§ What is being asked:
Extract each line from the entries below that has the string "JSON" in it.

§ Dataset entries on figures:
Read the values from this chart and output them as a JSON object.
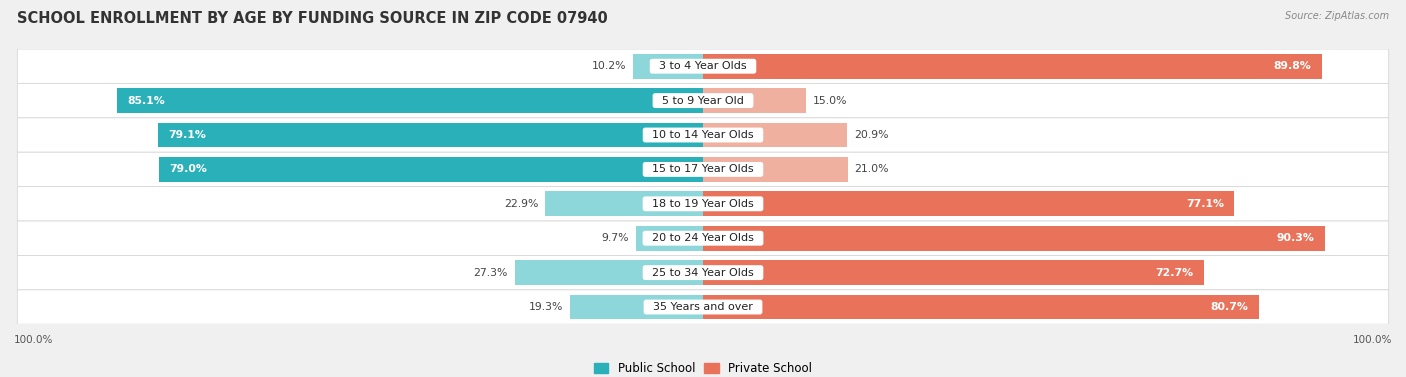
{
  "title": "SCHOOL ENROLLMENT BY AGE BY FUNDING SOURCE IN ZIP CODE 07940",
  "source": "Source: ZipAtlas.com",
  "categories": [
    "3 to 4 Year Olds",
    "5 to 9 Year Old",
    "10 to 14 Year Olds",
    "15 to 17 Year Olds",
    "18 to 19 Year Olds",
    "20 to 24 Year Olds",
    "25 to 34 Year Olds",
    "35 Years and over"
  ],
  "public_values": [
    10.2,
    85.1,
    79.1,
    79.0,
    22.9,
    9.7,
    27.3,
    19.3
  ],
  "private_values": [
    89.8,
    15.0,
    20.9,
    21.0,
    77.1,
    90.3,
    72.7,
    80.7
  ],
  "public_color_dark": "#2ab0b8",
  "public_color_light": "#8dd6d9",
  "private_color_dark": "#e8735a",
  "private_color_light": "#f0b0a0",
  "background_color": "#f0f0f0",
  "row_color": "#ffffff",
  "title_fontsize": 10.5,
  "label_fontsize": 8.0,
  "value_fontsize": 7.8,
  "legend_fontsize": 8.5,
  "axis_label_fontsize": 7.5
}
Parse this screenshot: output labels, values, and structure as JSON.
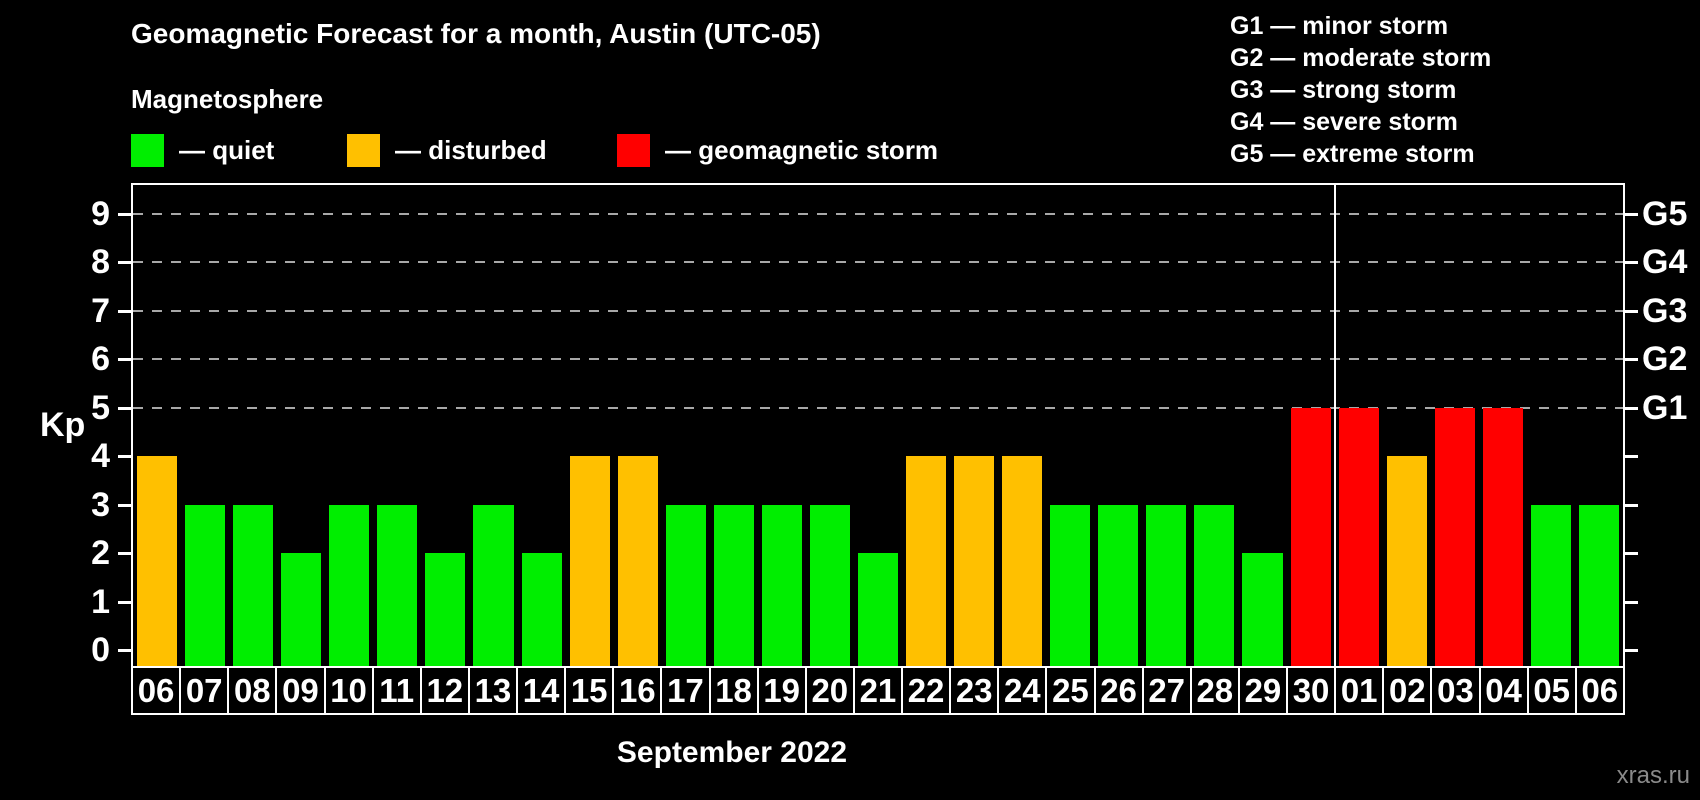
{
  "header": {
    "title": "Geomagnetic Forecast for a month, Austin (UTC-05)",
    "subtitle": "Magnetosphere"
  },
  "legend": {
    "items": [
      {
        "name": "quiet",
        "label": "— quiet",
        "color": "#00ee00"
      },
      {
        "name": "disturbed",
        "label": "— disturbed",
        "color": "#ffc000"
      },
      {
        "name": "storm",
        "label": "— geomagnetic storm",
        "color": "#ff0000"
      }
    ]
  },
  "storm_scale_legend": {
    "items": [
      "G1 — minor storm",
      "G2 — moderate storm",
      "G3 — strong storm",
      "G4 — severe storm",
      "G5 — extreme storm"
    ]
  },
  "watermark": "xras.ru",
  "chart_data": {
    "type": "bar",
    "title": "Geomagnetic Forecast for a month, Austin (UTC-05)",
    "xlabel": "September 2022",
    "ylabel": "Kp",
    "ylim": [
      0,
      9
    ],
    "yticks": [
      0,
      1,
      2,
      3,
      4,
      5,
      6,
      7,
      8,
      9
    ],
    "gridlines_at": [
      5,
      6,
      7,
      8,
      9
    ],
    "grid_style": "dashed",
    "grid_color": "#a8a8a8",
    "axis_color": "#ffffff",
    "right_axis_labels": [
      {
        "label": "G1",
        "kp": 5
      },
      {
        "label": "G2",
        "kp": 6
      },
      {
        "label": "G3",
        "kp": 7
      },
      {
        "label": "G4",
        "kp": 8
      },
      {
        "label": "G5",
        "kp": 9
      }
    ],
    "categories": [
      "06",
      "07",
      "08",
      "09",
      "10",
      "11",
      "12",
      "13",
      "14",
      "15",
      "16",
      "17",
      "18",
      "19",
      "20",
      "21",
      "22",
      "23",
      "24",
      "25",
      "26",
      "27",
      "28",
      "29",
      "30",
      "01",
      "02",
      "03",
      "04",
      "05",
      "06"
    ],
    "values": [
      4,
      3,
      3,
      2,
      3,
      3,
      2,
      3,
      2,
      4,
      4,
      3,
      3,
      3,
      3,
      2,
      4,
      4,
      4,
      3,
      3,
      3,
      3,
      2,
      5,
      5,
      4,
      5,
      5,
      3,
      3
    ],
    "statuses": [
      "disturbed",
      "quiet",
      "quiet",
      "quiet",
      "quiet",
      "quiet",
      "quiet",
      "quiet",
      "quiet",
      "disturbed",
      "disturbed",
      "quiet",
      "quiet",
      "quiet",
      "quiet",
      "quiet",
      "disturbed",
      "disturbed",
      "disturbed",
      "quiet",
      "quiet",
      "quiet",
      "quiet",
      "quiet",
      "storm",
      "storm",
      "disturbed",
      "storm",
      "storm",
      "quiet",
      "quiet"
    ],
    "status_colors": {
      "quiet": "#00ee00",
      "disturbed": "#ffc000",
      "storm": "#ff0000"
    },
    "month_boundary_index": 25
  }
}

§ Expected answer:
Read the values from this chart and output them as a JSON object.
Parse this screenshot: output labels, values, and structure as JSON.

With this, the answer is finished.